[Problem requirements]:
Extract the lines that carry the string "word" from the listing.

Records from a data source

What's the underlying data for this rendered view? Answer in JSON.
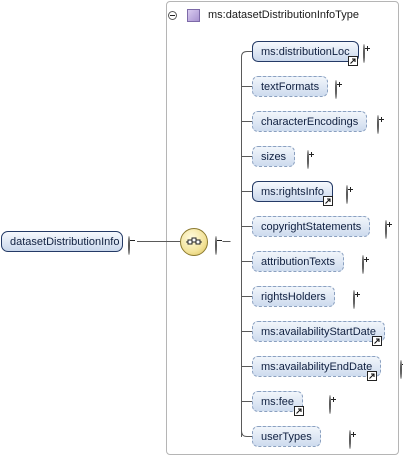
{
  "root": {
    "label": "datasetDistributionInfo"
  },
  "type_box": {
    "label": "ms:datasetDistributionInfoType"
  },
  "elements": [
    {
      "label": "ms:distributionLoc",
      "kind": "required",
      "ref": true
    },
    {
      "label": "textFormats",
      "kind": "optional",
      "ref": false
    },
    {
      "label": "characterEncodings",
      "kind": "optional",
      "ref": false
    },
    {
      "label": "sizes",
      "kind": "optional",
      "ref": false
    },
    {
      "label": "ms:rightsInfo",
      "kind": "required",
      "ref": true
    },
    {
      "label": "copyrightStatements",
      "kind": "optional",
      "ref": false
    },
    {
      "label": "attributionTexts",
      "kind": "optional",
      "ref": false
    },
    {
      "label": "rightsHolders",
      "kind": "optional",
      "ref": false
    },
    {
      "label": "ms:availabilityStartDate",
      "kind": "optional",
      "ref": true
    },
    {
      "label": "ms:availabilityEndDate",
      "kind": "optional",
      "ref": true
    },
    {
      "label": "ms:fee",
      "kind": "optional",
      "ref": true
    },
    {
      "label": "userTypes",
      "kind": "optional",
      "ref": false
    }
  ],
  "icons": {
    "collapse": "minus-circle-icon",
    "expand": "plus-circle-icon",
    "reference": "reference-arrow-icon",
    "sequence": "sequence-compositor-icon",
    "complex_type": "complex-type-icon"
  }
}
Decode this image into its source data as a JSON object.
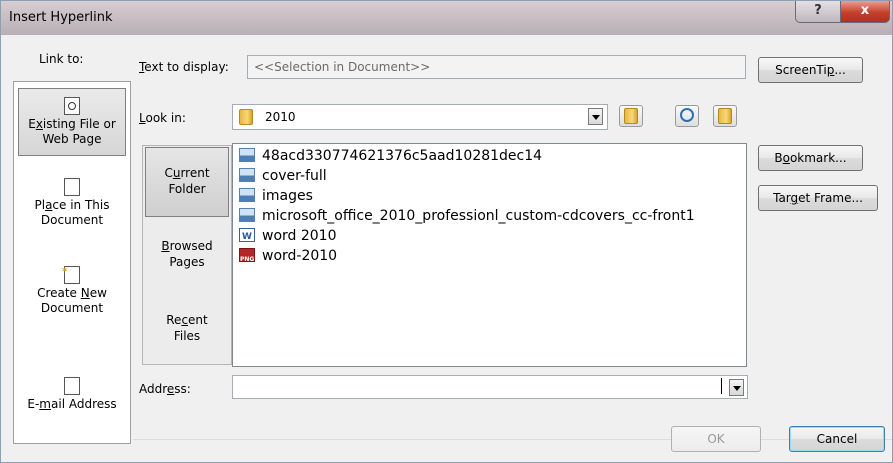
{
  "dialog": {
    "title": "Insert Hyperlink",
    "help_label": "?",
    "close_label": "x"
  },
  "link_to": {
    "heading": "Link to:",
    "items": [
      {
        "prefix": "E",
        "accel": "x",
        "rest": "isting File or",
        "line2": "Web Page",
        "selected": true
      },
      {
        "prefix": "Pl",
        "accel": "a",
        "rest": "ce in This",
        "line2": "Document",
        "selected": false
      },
      {
        "prefix": "Create ",
        "accel": "N",
        "rest": "ew",
        "line2": "Document",
        "selected": false
      },
      {
        "prefix": "E-",
        "accel": "m",
        "rest": "ail Address",
        "line2": "",
        "selected": false
      }
    ]
  },
  "text_to_display": {
    "accel": "T",
    "rest": "ext to display:",
    "value": "<<Selection in Document>>"
  },
  "screentip_button": {
    "prefix": "ScreenTi",
    "accel": "p",
    "rest": "..."
  },
  "look_in": {
    "accel": "L",
    "rest": "ook in:",
    "value": "2010"
  },
  "nav": {
    "items": [
      {
        "prefix": "C",
        "accel": "u",
        "rest": "rrent",
        "line2": "Folder",
        "selected": true
      },
      {
        "prefix": "",
        "accel": "B",
        "rest": "rowsed",
        "line2": "Pages",
        "selected": false
      },
      {
        "prefix": "Re",
        "accel": "c",
        "rest": "ent",
        "line2": "Files",
        "selected": false
      }
    ]
  },
  "files": [
    {
      "name": "48acd330774621376c5aad10281dec14",
      "icon": "image-file-icon"
    },
    {
      "name": "cover-full",
      "icon": "image-file-icon"
    },
    {
      "name": "images",
      "icon": "image-file-icon"
    },
    {
      "name": "microsoft_office_2010_professionl_custom-cdcovers_cc-front1",
      "icon": "image-file-icon"
    },
    {
      "name": "word 2010",
      "icon": "word-document-icon"
    },
    {
      "name": "word-2010",
      "icon": "png-file-icon"
    }
  ],
  "side_buttons": {
    "bookmark": {
      "prefix": "B",
      "accel": "o",
      "rest": "okmark..."
    },
    "target_frame": {
      "prefix": "Tar",
      "accel": "g",
      "rest": "et Frame..."
    }
  },
  "address": {
    "prefix": "Addr",
    "accel": "e",
    "rest": "ss:",
    "value": ""
  },
  "ok_label": "OK",
  "cancel_label": "Cancel"
}
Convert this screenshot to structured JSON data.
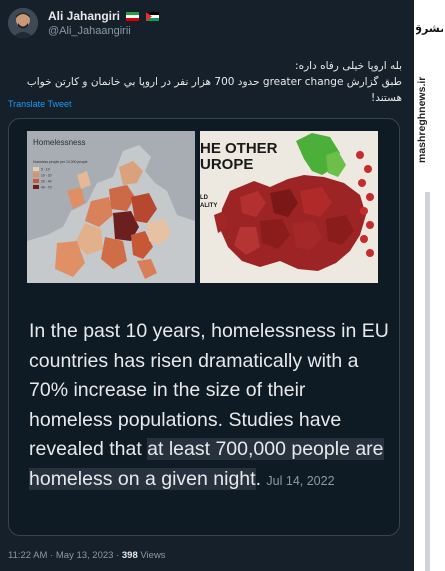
{
  "tweet": {
    "author_name": "Ali Jahangiri",
    "author_handle": "@Ali_Jahaangirii",
    "text_line1": "بله اروپا خیلی رفاه داره:",
    "text_line2": "طبق گزارش greater change حدود 700 هزار نفر در اروپا بي خانمان و کارتن خواب هستند!",
    "translate_label": "Translate Tweet",
    "timestamp": "11:22 AM · May 13, 2023 · ",
    "views_count": "398",
    "views_label": " Views"
  },
  "card": {
    "map1_title": "Homelessness",
    "map1_legend_title": "Homeless people per 10,000 people",
    "map1_legend_items": [
      "5 - 10",
      "10 - 20",
      "20 - 40",
      "40 - 70"
    ],
    "map2_title_line1": "HE OTHER",
    "map2_title_line2": "UROPE",
    "map2_side_label1": "LD",
    "map2_side_label2": "ALITY",
    "text_before": "In the past 10 years, homelessness in EU countries has risen dramatically with a 70% increase in the size of their homeless populations. Studies have revealed that ",
    "text_highlight": "at least 700,000 people are homeless on a given night",
    "text_after": ".",
    "date": "Jul 14, 2022"
  },
  "watermark": {
    "logo_text": "مشرق",
    "site": "mashreghnews.ir"
  },
  "colors": {
    "background": "#15202b",
    "link": "#1d9bf0",
    "muted": "#8b98a5",
    "map_red_dark": "#8b1c1c",
    "map_green": "#4caf3a"
  }
}
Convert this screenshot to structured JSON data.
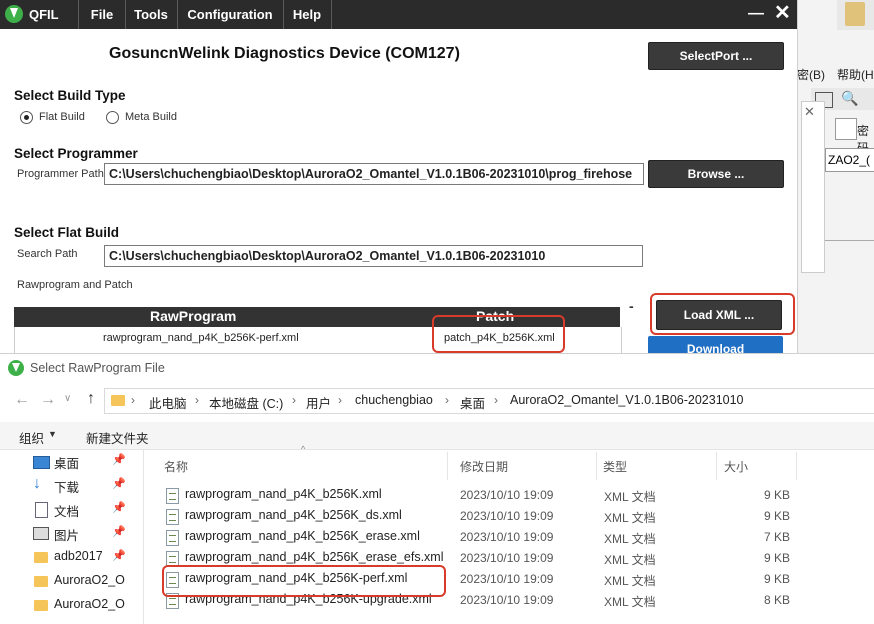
{
  "background_window": {
    "menu_partial": "密(B)",
    "help_partial": "帮助(H",
    "field_partial": "密码",
    "text_partial": "ZAO2_("
  },
  "qfil": {
    "app_name": "QFIL",
    "menu": [
      "File",
      "Tools",
      "Configuration",
      "Help"
    ],
    "minimize_glyph": "—",
    "close_glyph": "✕",
    "device_title": "GosuncnWelink Diagnostics Device (COM127)",
    "select_port_label": "SelectPort ...",
    "build_type": {
      "heading": "Select Build Type",
      "options": [
        "Flat Build",
        "Meta Build"
      ],
      "selected": "Flat Build"
    },
    "programmer": {
      "heading": "Select Programmer",
      "path_label": "Programmer Path",
      "path_value": "C:\\Users\\chuchengbiao\\Desktop\\AuroraO2_Omantel_V1.0.1B06-20231010\\prog_firehose",
      "browse_label": "Browse ..."
    },
    "flat_build": {
      "heading": "Select Flat Build",
      "search_label": "Search Path",
      "search_value": "C:\\Users\\chuchengbiao\\Desktop\\AuroraO2_Omantel_V1.0.1B06-20231010",
      "raw_patch_label": "Rawprogram and Patch",
      "dash": "-",
      "table_headers": [
        "RawProgram",
        "Patch"
      ],
      "row": {
        "rawprogram": "rawprogram_nand_p4K_b256K-perf.xml",
        "patch": "patch_p4K_b256K.xml"
      }
    },
    "load_xml_label": "Load XML ...",
    "download_label": "Download"
  },
  "dialog": {
    "title": "Select RawProgram File",
    "breadcrumb": [
      "此电脑",
      "本地磁盘 (C:)",
      "用户",
      "chuchengbiao",
      "桌面",
      "AuroraO2_Omantel_V1.0.1B06-20231010"
    ],
    "organize_label": "组织",
    "new_folder_label": "新建文件夹",
    "sidebar": [
      {
        "label": "桌面",
        "icon": "desktop-icon",
        "pinned": true
      },
      {
        "label": "下载",
        "icon": "download-icon",
        "pinned": true
      },
      {
        "label": "文档",
        "icon": "document-icon",
        "pinned": true
      },
      {
        "label": "图片",
        "icon": "picture-icon",
        "pinned": true
      },
      {
        "label": "adb2017",
        "icon": "folder-icon",
        "pinned": true
      },
      {
        "label": "AuroraO2_O",
        "icon": "folder-icon",
        "pinned": false
      },
      {
        "label": "AuroraO2_O",
        "icon": "folder-icon",
        "pinned": false
      }
    ],
    "columns": [
      "名称",
      "修改日期",
      "类型",
      "大小"
    ],
    "files": [
      {
        "name": "rawprogram_nand_p4K_b256K.xml",
        "date": "2023/10/10 19:09",
        "type": "XML 文档",
        "size": "9 KB"
      },
      {
        "name": "rawprogram_nand_p4K_b256K_ds.xml",
        "date": "2023/10/10 19:09",
        "type": "XML 文档",
        "size": "9 KB"
      },
      {
        "name": "rawprogram_nand_p4K_b256K_erase.xml",
        "date": "2023/10/10 19:09",
        "type": "XML 文档",
        "size": "7 KB"
      },
      {
        "name": "rawprogram_nand_p4K_b256K_erase_efs.xml",
        "date": "2023/10/10 19:09",
        "type": "XML 文档",
        "size": "9 KB"
      },
      {
        "name": "rawprogram_nand_p4K_b256K-perf.xml",
        "date": "2023/10/10 19:09",
        "type": "XML 文档",
        "size": "9 KB"
      },
      {
        "name": "rawprogram_nand_p4K_b256K-upgrade.xml",
        "date": "2023/10/10 19:09",
        "type": "XML 文档",
        "size": "8 KB"
      }
    ],
    "highlighted_file": "rawprogram_nand_p4K_b256K-perf.xml"
  },
  "colors": {
    "menubar": "#2b2b2b",
    "button_dark": "#3a3a3a",
    "download_blue": "#1f6fc4",
    "highlight_red": "#d93b2b"
  }
}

[Problem solution]:
      "name": "word 2010",
      "icon": "word-document-icon"
      "name": "word-2010",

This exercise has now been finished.